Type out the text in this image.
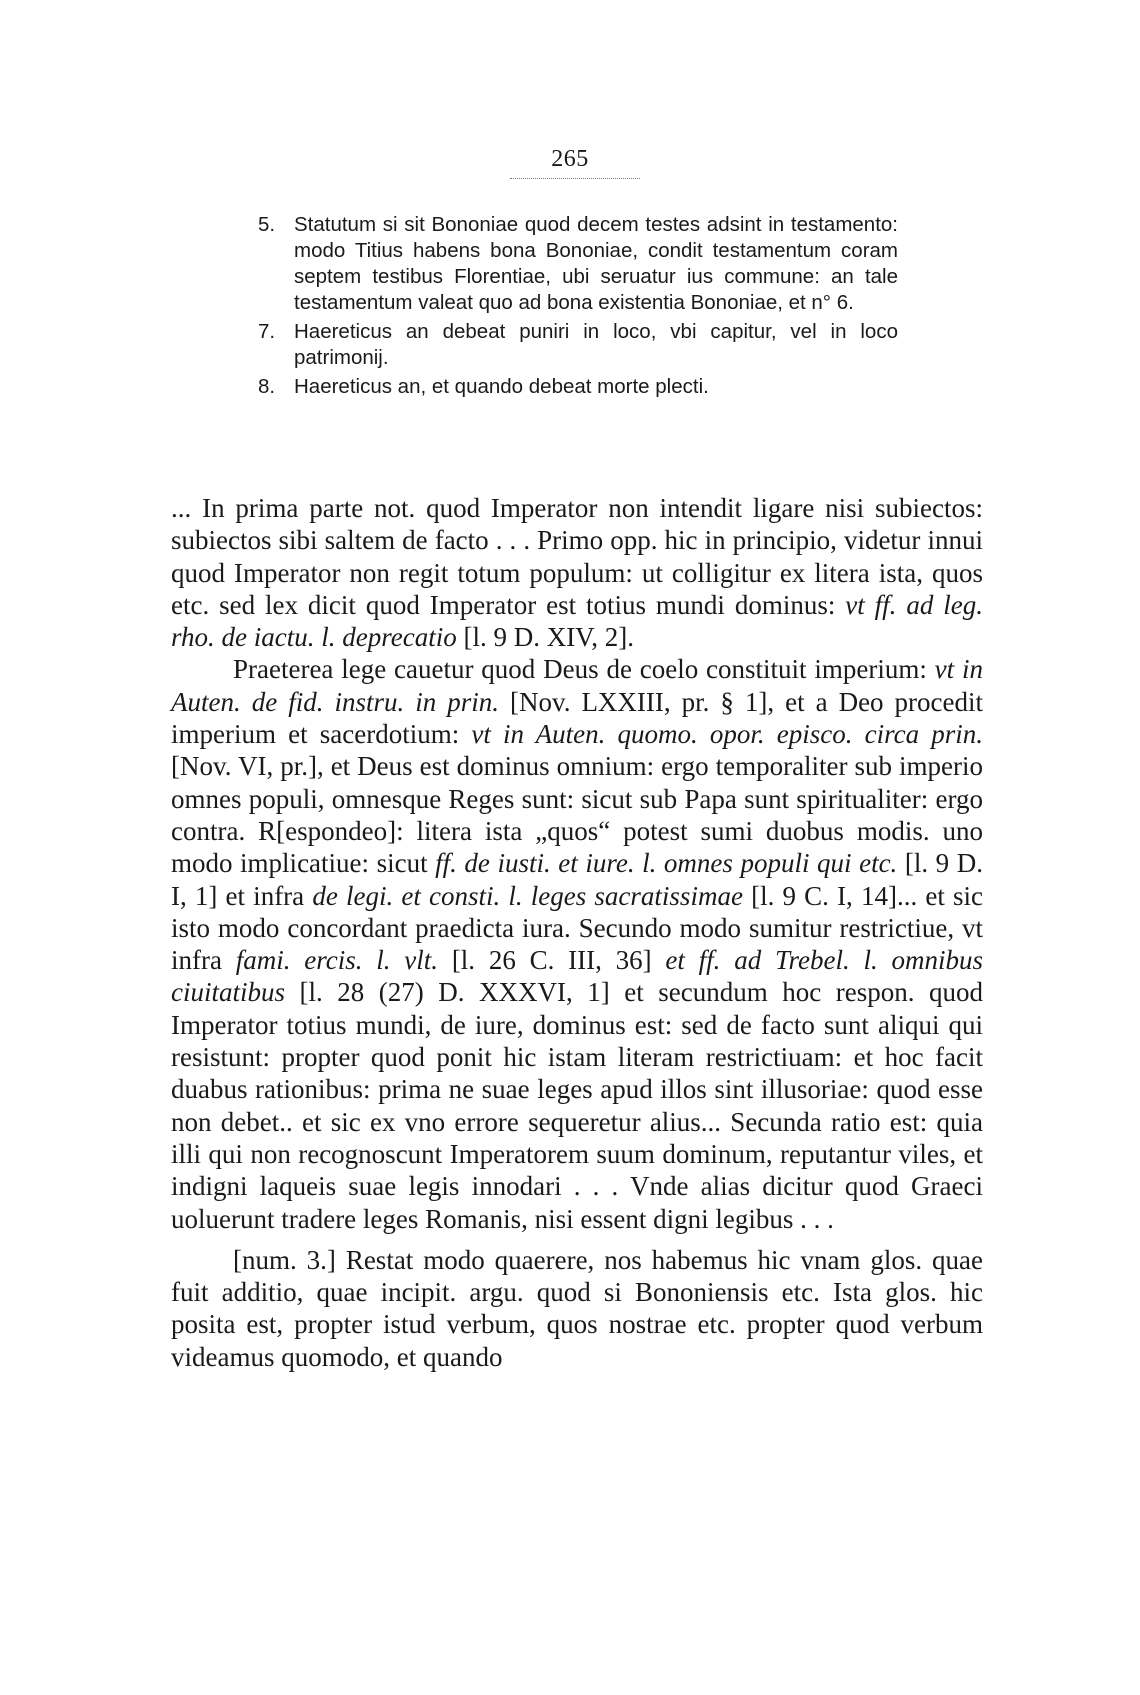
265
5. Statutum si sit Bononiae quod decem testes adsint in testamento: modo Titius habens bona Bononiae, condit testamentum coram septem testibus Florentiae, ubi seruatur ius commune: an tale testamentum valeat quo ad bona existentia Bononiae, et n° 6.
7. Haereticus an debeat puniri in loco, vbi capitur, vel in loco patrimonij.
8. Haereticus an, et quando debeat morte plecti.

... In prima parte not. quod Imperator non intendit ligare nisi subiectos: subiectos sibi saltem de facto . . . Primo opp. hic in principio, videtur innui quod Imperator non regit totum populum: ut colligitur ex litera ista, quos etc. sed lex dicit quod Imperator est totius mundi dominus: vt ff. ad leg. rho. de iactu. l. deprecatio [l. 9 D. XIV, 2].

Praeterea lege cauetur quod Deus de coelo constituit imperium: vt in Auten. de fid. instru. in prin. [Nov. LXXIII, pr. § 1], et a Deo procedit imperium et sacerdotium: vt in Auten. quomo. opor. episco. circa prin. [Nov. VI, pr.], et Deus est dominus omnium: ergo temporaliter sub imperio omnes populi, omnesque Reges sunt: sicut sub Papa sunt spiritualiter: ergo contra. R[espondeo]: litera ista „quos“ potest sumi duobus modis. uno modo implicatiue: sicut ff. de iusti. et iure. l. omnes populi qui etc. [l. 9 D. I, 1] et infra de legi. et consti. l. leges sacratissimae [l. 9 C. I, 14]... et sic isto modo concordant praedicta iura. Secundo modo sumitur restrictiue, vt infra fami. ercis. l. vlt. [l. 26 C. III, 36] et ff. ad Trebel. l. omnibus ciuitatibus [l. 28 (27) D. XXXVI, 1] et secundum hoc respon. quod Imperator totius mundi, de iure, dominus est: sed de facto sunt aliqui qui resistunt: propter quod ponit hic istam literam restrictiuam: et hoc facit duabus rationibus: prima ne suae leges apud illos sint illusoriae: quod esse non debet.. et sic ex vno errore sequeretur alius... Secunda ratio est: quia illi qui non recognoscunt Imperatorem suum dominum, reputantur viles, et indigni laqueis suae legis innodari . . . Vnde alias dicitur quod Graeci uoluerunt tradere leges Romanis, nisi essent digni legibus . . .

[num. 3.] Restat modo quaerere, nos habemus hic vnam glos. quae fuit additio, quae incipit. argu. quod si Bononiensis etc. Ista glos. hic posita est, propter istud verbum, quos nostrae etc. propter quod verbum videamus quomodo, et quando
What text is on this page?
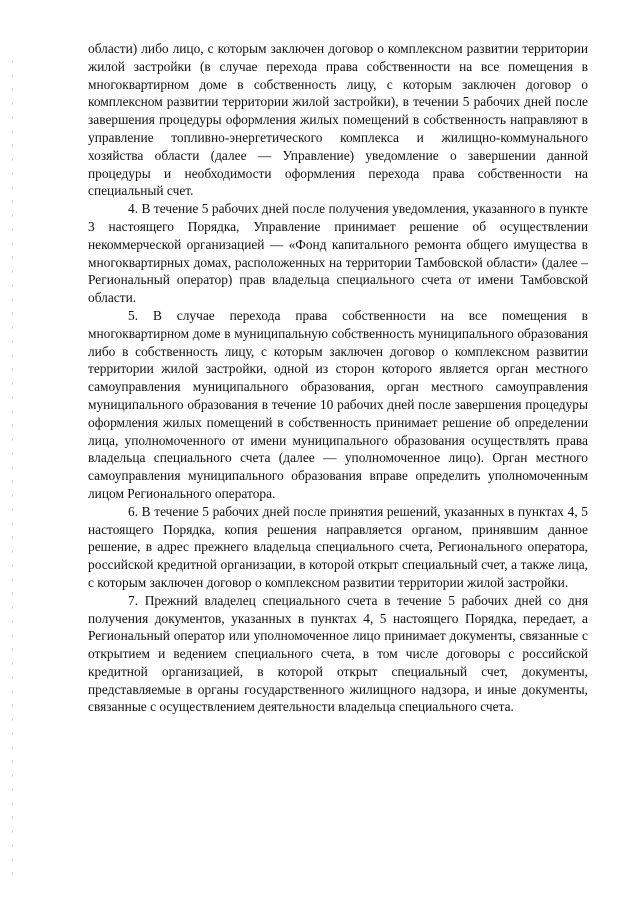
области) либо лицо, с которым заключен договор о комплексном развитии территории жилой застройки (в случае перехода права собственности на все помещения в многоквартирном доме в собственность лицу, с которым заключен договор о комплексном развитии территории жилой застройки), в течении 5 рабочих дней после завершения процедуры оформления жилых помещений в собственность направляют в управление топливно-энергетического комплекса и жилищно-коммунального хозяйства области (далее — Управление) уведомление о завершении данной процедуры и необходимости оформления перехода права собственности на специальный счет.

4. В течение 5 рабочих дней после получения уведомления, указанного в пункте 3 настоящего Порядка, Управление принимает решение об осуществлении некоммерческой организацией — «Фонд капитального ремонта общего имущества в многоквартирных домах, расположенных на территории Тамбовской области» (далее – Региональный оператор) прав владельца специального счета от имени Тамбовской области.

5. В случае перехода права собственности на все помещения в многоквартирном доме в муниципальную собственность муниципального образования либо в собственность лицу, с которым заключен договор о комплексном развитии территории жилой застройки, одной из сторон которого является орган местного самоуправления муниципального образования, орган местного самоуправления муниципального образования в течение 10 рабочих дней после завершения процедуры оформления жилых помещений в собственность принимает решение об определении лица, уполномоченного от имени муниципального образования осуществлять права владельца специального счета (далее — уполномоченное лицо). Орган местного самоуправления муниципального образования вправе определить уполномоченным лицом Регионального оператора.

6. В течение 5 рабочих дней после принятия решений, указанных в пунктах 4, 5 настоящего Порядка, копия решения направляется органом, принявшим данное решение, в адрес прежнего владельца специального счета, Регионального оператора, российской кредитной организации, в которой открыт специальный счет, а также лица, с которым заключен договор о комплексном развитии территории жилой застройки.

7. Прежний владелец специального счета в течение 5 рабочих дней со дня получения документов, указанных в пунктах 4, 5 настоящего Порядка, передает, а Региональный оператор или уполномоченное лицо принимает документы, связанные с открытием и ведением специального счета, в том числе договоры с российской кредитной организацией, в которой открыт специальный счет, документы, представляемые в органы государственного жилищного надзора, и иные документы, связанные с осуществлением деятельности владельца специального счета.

——

# SET EXERCISE:
Copy down every line of the material above that includes the string "Haereticus".

# RIGHT ANSWER:
7. Haereticus an debeat puniri in loco, vbi capitur, vel in loco patrimonij.
8. Haereticus an, et quando debeat morte plecti.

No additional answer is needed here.